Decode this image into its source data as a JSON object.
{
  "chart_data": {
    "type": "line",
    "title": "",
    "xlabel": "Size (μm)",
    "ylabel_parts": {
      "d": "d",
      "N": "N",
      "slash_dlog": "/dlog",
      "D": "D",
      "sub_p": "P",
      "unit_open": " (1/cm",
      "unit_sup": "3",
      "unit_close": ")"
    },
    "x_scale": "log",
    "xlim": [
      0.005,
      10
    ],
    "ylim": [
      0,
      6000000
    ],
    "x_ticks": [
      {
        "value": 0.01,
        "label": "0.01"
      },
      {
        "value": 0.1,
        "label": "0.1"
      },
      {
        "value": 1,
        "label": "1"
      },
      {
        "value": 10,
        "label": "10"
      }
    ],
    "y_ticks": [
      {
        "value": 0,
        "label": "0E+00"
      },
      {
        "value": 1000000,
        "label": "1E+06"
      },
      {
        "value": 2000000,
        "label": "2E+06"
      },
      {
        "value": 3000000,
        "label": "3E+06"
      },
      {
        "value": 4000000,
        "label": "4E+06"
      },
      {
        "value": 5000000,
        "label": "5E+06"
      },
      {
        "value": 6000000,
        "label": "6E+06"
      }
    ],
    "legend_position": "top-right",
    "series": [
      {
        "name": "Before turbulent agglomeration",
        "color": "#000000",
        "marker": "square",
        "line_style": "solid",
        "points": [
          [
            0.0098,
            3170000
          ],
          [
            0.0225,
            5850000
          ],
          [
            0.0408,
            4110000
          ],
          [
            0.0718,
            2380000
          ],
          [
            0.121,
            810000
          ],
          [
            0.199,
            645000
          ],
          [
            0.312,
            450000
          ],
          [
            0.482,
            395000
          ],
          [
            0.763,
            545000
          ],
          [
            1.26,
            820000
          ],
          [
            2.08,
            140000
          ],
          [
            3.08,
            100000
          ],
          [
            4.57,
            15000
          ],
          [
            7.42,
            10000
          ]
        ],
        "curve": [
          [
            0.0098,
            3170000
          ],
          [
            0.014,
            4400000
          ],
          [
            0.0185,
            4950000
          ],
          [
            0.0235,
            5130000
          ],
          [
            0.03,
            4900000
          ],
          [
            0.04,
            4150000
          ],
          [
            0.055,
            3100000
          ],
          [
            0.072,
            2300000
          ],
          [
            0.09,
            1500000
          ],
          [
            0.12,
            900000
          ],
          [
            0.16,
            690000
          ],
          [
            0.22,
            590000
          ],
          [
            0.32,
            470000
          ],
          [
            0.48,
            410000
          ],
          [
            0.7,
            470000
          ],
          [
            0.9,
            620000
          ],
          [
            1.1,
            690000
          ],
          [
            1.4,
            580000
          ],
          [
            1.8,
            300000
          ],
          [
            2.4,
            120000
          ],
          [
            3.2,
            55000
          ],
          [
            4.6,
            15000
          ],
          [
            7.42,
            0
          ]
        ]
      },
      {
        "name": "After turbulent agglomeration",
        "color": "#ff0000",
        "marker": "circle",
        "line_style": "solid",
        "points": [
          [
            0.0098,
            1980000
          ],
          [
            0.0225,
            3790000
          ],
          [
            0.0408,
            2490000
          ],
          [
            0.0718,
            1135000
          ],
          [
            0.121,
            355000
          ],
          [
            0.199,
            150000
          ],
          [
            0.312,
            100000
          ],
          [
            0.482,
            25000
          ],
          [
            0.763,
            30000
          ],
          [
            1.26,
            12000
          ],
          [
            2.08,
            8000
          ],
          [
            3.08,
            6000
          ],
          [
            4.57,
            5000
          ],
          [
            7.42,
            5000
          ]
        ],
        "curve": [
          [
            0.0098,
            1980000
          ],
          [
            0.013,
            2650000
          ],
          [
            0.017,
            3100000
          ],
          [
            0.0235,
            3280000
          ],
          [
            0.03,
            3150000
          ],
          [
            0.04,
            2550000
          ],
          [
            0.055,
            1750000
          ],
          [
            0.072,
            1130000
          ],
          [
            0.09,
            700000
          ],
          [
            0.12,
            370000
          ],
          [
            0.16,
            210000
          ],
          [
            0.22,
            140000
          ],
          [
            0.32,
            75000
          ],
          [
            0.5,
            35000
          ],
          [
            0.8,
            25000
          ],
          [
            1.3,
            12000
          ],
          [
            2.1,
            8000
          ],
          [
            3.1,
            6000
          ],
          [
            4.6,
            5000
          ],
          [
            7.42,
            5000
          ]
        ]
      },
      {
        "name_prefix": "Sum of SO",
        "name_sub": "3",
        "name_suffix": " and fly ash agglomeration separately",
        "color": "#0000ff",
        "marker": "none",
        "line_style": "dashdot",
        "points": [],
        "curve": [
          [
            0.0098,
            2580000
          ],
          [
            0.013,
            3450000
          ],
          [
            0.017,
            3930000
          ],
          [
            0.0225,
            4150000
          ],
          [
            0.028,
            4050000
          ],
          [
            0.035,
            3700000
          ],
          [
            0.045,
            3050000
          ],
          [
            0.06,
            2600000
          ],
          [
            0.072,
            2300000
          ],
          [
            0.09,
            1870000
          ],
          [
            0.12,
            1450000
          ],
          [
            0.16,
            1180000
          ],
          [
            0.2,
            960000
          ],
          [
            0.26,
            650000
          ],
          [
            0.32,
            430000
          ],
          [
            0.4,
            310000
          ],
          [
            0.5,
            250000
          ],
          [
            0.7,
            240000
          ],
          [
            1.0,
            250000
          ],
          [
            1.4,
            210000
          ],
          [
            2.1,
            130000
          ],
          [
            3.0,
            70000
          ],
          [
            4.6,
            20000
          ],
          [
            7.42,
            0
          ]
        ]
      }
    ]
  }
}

→ Exercise
Retype the listing exactly, in full.

→ Result of this exercise
Decode this image into its source data as a JSON object.
{
  "chart_data": {
    "type": "line",
    "title": "",
    "xlabel": "Size (μm)",
    "ylabel_parts": {
      "d": "d",
      "N": "N",
      "slash_dlog": "/dlog",
      "D": "D",
      "sub_p": "P",
      "unit_open": " (1/cm",
      "unit_sup": "3",
      "unit_close": ")"
    },
    "x_scale": "log",
    "xlim": [
      0.005,
      10
    ],
    "ylim": [
      0,
      6000000
    ],
    "x_ticks": [
      {
        "value": 0.01,
        "label": "0.01"
      },
      {
        "value": 0.1,
        "label": "0.1"
      },
      {
        "value": 1,
        "label": "1"
      },
      {
        "value": 10,
        "label": "10"
      }
    ],
    "y_ticks": [
      {
        "value": 0,
        "label": "0E+00"
      },
      {
        "value": 1000000,
        "label": "1E+06"
      },
      {
        "value": 2000000,
        "label": "2E+06"
      },
      {
        "value": 3000000,
        "label": "3E+06"
      },
      {
        "value": 4000000,
        "label": "4E+06"
      },
      {
        "value": 5000000,
        "label": "5E+06"
      },
      {
        "value": 6000000,
        "label": "6E+06"
      }
    ],
    "legend_position": "top-right",
    "series": [
      {
        "name": "Before turbulent agglomeration",
        "color": "#000000",
        "marker": "square",
        "line_style": "solid",
        "points": [
          [
            0.0098,
            3170000
          ],
          [
            0.0225,
            5850000
          ],
          [
            0.0408,
            4110000
          ],
          [
            0.0718,
            2380000
          ],
          [
            0.121,
            810000
          ],
          [
            0.199,
            645000
          ],
          [
            0.312,
            450000
          ],
          [
            0.482,
            395000
          ],
          [
            0.763,
            545000
          ],
          [
            1.26,
            820000
          ],
          [
            2.08,
            140000
          ],
          [
            3.08,
            100000
          ],
          [
            4.57,
            15000
          ],
          [
            7.42,
            10000
          ]
        ],
        "curve": [
          [
            0.0098,
            3170000
          ],
          [
            0.014,
            4400000
          ],
          [
            0.0185,
            4950000
          ],
          [
            0.0235,
            5130000
          ],
          [
            0.03,
            4900000
          ],
          [
            0.04,
            4150000
          ],
          [
            0.055,
            3100000
          ],
          [
            0.072,
            2300000
          ],
          [
            0.09,
            1500000
          ],
          [
            0.12,
            900000
          ],
          [
            0.16,
            690000
          ],
          [
            0.22,
            590000
          ],
          [
            0.32,
            470000
          ],
          [
            0.48,
            410000
          ],
          [
            0.7,
            470000
          ],
          [
            0.9,
            620000
          ],
          [
            1.1,
            690000
          ],
          [
            1.4,
            580000
          ],
          [
            1.8,
            300000
          ],
          [
            2.4,
            120000
          ],
          [
            3.2,
            55000
          ],
          [
            4.6,
            15000
          ],
          [
            7.42,
            0
          ]
        ]
      },
      {
        "name": "After turbulent agglomeration",
        "color": "#ff0000",
        "marker": "circle",
        "line_style": "solid",
        "points": [
          [
            0.0098,
            1980000
          ],
          [
            0.0225,
            3790000
          ],
          [
            0.0408,
            2490000
          ],
          [
            0.0718,
            1135000
          ],
          [
            0.121,
            355000
          ],
          [
            0.199,
            150000
          ],
          [
            0.312,
            100000
          ],
          [
            0.482,
            25000
          ],
          [
            0.763,
            30000
          ],
          [
            1.26,
            12000
          ],
          [
            2.08,
            8000
          ],
          [
            3.08,
            6000
          ],
          [
            4.57,
            5000
          ],
          [
            7.42,
            5000
          ]
        ],
        "curve": [
          [
            0.0098,
            1980000
          ],
          [
            0.013,
            2650000
          ],
          [
            0.017,
            3100000
          ],
          [
            0.0235,
            3280000
          ],
          [
            0.03,
            3150000
          ],
          [
            0.04,
            2550000
          ],
          [
            0.055,
            1750000
          ],
          [
            0.072,
            1130000
          ],
          [
            0.09,
            700000
          ],
          [
            0.12,
            370000
          ],
          [
            0.16,
            210000
          ],
          [
            0.22,
            140000
          ],
          [
            0.32,
            75000
          ],
          [
            0.5,
            35000
          ],
          [
            0.8,
            25000
          ],
          [
            1.3,
            12000
          ],
          [
            2.1,
            8000
          ],
          [
            3.1,
            6000
          ],
          [
            4.6,
            5000
          ],
          [
            7.42,
            5000
          ]
        ]
      },
      {
        "name_prefix": "Sum of SO",
        "name_sub": "3",
        "name_suffix": " and fly ash agglomeration separately",
        "color": "#0000ff",
        "marker": "none",
        "line_style": "dashdot",
        "points": [],
        "curve": [
          [
            0.0098,
            2580000
          ],
          [
            0.013,
            3450000
          ],
          [
            0.017,
            3930000
          ],
          [
            0.0225,
            4150000
          ],
          [
            0.028,
            4050000
          ],
          [
            0.035,
            3700000
          ],
          [
            0.045,
            3050000
          ],
          [
            0.06,
            2600000
          ],
          [
            0.072,
            2300000
          ],
          [
            0.09,
            1870000
          ],
          [
            0.12,
            1450000
          ],
          [
            0.16,
            1180000
          ],
          [
            0.2,
            960000
          ],
          [
            0.26,
            650000
          ],
          [
            0.32,
            430000
          ],
          [
            0.4,
            310000
          ],
          [
            0.5,
            250000
          ],
          [
            0.7,
            240000
          ],
          [
            1.0,
            250000
          ],
          [
            1.4,
            210000
          ],
          [
            2.1,
            130000
          ],
          [
            3.0,
            70000
          ],
          [
            4.6,
            20000
          ],
          [
            7.42,
            0
          ]
        ]
      }
    ]
  }
}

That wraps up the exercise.